Copy every line that contains the string "color" from the entries below.

[Raw records]
--

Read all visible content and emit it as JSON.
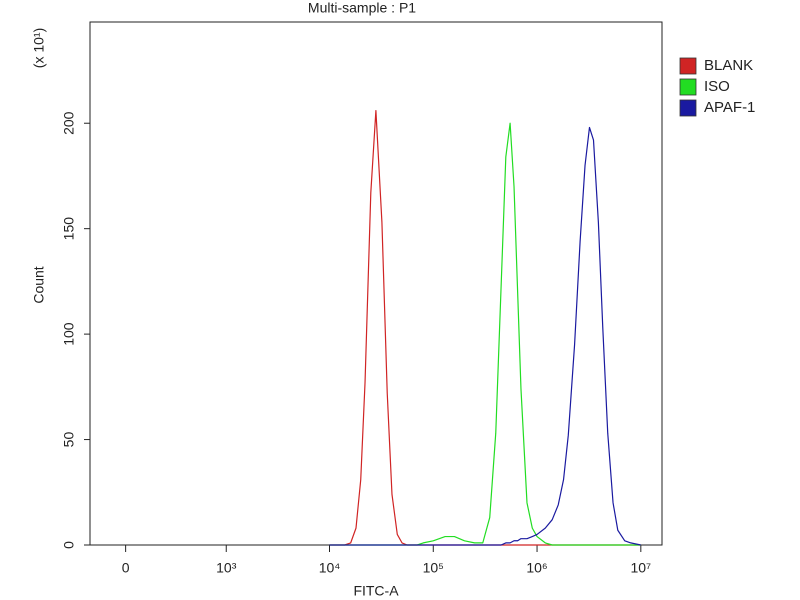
{
  "chart_data": {
    "type": "histogram-overlay",
    "title": "Multi-sample : P1",
    "x_label": "FITC-A",
    "y_label": "Count",
    "y_multiplier": "(x 10¹)",
    "xscale": "biexponential",
    "xlim": [
      -190,
      16000000
    ],
    "xticks": [
      0,
      {
        "value": 1000,
        "label": "10³"
      },
      {
        "value": 10000,
        "label": "10⁴"
      },
      {
        "value": 100000,
        "label": "10⁵"
      },
      {
        "value": 1000000,
        "label": "10⁶"
      },
      {
        "value": 10000000,
        "label": "10⁷"
      }
    ],
    "ylim": [
      0,
      248
    ],
    "yticks": [
      0,
      50,
      100,
      150,
      200
    ],
    "legend": "upper right",
    "x": [
      10000,
      12000,
      14000,
      16000,
      18000,
      20000,
      22000,
      25000,
      28000,
      32000,
      36000,
      40000,
      45000,
      50000,
      56000,
      63000,
      70000,
      80000,
      100000,
      130000,
      160000,
      200000,
      250000,
      300000,
      350000,
      400000,
      450000,
      500000,
      550000,
      600000,
      650000,
      700000,
      800000,
      900000,
      1000000,
      1200000,
      1400000,
      1600000,
      1800000,
      2000000,
      2300000,
      2600000,
      2900000,
      3200000,
      3500000,
      3900000,
      4300000,
      4800000,
      5400000,
      6000000,
      7000000,
      8000000,
      10000000
    ],
    "series": [
      {
        "name": "BLANK",
        "color": "#d02424",
        "values": [
          0,
          0,
          0,
          1,
          8,
          31,
          77,
          167,
          206,
          153,
          72,
          24,
          5,
          1,
          0,
          0,
          0,
          0,
          0,
          0,
          0,
          0,
          0,
          0,
          0,
          0,
          0,
          0,
          0,
          0,
          0,
          0,
          0,
          0,
          0,
          0,
          0,
          0,
          0,
          0,
          0,
          0,
          0,
          0,
          0,
          0,
          0,
          0,
          0,
          0,
          0,
          0,
          0
        ]
      },
      {
        "name": "ISO",
        "color": "#22dd22",
        "values": [
          0,
          0,
          0,
          0,
          0,
          0,
          0,
          0,
          0,
          0,
          0,
          0,
          0,
          0,
          0,
          0,
          0,
          1,
          2,
          4,
          4,
          2,
          1,
          1,
          13,
          53,
          122,
          184,
          200,
          170,
          120,
          74,
          20,
          8,
          4,
          1,
          0,
          0,
          0,
          0,
          0,
          0,
          0,
          0,
          0,
          0,
          0,
          0,
          0,
          0,
          0,
          0,
          0
        ]
      },
      {
        "name": "APAF-1",
        "color": "#1a1aa0",
        "values": [
          0,
          0,
          0,
          0,
          0,
          0,
          0,
          0,
          0,
          0,
          0,
          0,
          0,
          0,
          0,
          0,
          0,
          0,
          0,
          0,
          0,
          0,
          0,
          0,
          0,
          0,
          0,
          1,
          1,
          2,
          2,
          3,
          3,
          4,
          5,
          8,
          12,
          19,
          31,
          52,
          95,
          144,
          180,
          198,
          192,
          153,
          103,
          53,
          20,
          7,
          2,
          1,
          0
        ]
      }
    ]
  }
}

--

**Complete answer**.
        "color": "#d02424",
        "color": "#22dd22",
        "color": "#1a1aa0",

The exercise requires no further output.